GOAL OF THE EXERCISE - Every entry below must appear again, exactly as written.

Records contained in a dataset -
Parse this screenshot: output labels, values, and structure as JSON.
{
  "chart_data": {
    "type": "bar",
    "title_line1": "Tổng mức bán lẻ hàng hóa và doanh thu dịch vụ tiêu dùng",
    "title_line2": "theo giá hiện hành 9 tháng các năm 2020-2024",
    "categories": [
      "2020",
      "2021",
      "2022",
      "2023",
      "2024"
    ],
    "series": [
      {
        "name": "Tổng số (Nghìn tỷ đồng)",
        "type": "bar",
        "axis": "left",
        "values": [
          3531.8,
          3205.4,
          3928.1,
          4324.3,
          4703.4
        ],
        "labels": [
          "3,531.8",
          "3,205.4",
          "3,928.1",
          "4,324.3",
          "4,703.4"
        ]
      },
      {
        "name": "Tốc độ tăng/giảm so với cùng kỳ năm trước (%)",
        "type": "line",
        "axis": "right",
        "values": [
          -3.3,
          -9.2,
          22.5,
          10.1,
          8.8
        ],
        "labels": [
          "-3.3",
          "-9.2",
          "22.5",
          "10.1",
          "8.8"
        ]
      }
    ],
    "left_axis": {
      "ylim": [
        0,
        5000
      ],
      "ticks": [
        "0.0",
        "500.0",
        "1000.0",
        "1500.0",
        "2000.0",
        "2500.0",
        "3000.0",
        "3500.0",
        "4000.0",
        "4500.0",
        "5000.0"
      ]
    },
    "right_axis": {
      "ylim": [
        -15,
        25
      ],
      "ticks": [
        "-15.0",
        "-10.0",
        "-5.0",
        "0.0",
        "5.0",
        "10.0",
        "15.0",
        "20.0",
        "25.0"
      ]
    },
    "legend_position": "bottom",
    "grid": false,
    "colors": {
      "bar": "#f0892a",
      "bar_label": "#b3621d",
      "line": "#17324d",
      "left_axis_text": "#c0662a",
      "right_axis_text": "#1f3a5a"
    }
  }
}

THE RESULT -
Parse this screenshot: output labels, values, and structure as JSON.
{
  "chart_data": {
    "type": "bar",
    "title_line1": "Tổng mức bán lẻ hàng hóa và doanh thu dịch vụ tiêu dùng",
    "title_line2": "theo giá hiện hành 9 tháng các năm 2020-2024",
    "categories": [
      "2020",
      "2021",
      "2022",
      "2023",
      "2024"
    ],
    "series": [
      {
        "name": "Tổng số (Nghìn tỷ đồng)",
        "type": "bar",
        "axis": "left",
        "values": [
          3531.8,
          3205.4,
          3928.1,
          4324.3,
          4703.4
        ],
        "labels": [
          "3,531.8",
          "3,205.4",
          "3,928.1",
          "4,324.3",
          "4,703.4"
        ]
      },
      {
        "name": "Tốc độ tăng/giảm so với cùng kỳ năm trước (%)",
        "type": "line",
        "axis": "right",
        "values": [
          -3.3,
          -9.2,
          22.5,
          10.1,
          8.8
        ],
        "labels": [
          "-3.3",
          "-9.2",
          "22.5",
          "10.1",
          "8.8"
        ]
      }
    ],
    "left_axis": {
      "ylim": [
        0,
        5000
      ],
      "ticks": [
        "0.0",
        "500.0",
        "1000.0",
        "1500.0",
        "2000.0",
        "2500.0",
        "3000.0",
        "3500.0",
        "4000.0",
        "4500.0",
        "5000.0"
      ]
    },
    "right_axis": {
      "ylim": [
        -15,
        25
      ],
      "ticks": [
        "-15.0",
        "-10.0",
        "-5.0",
        "0.0",
        "5.0",
        "10.0",
        "15.0",
        "20.0",
        "25.0"
      ]
    },
    "legend_position": "bottom",
    "grid": false,
    "colors": {
      "bar": "#f0892a",
      "bar_label": "#b3621d",
      "line": "#17324d",
      "left_axis_text": "#c0662a",
      "right_axis_text": "#1f3a5a"
    }
  }
}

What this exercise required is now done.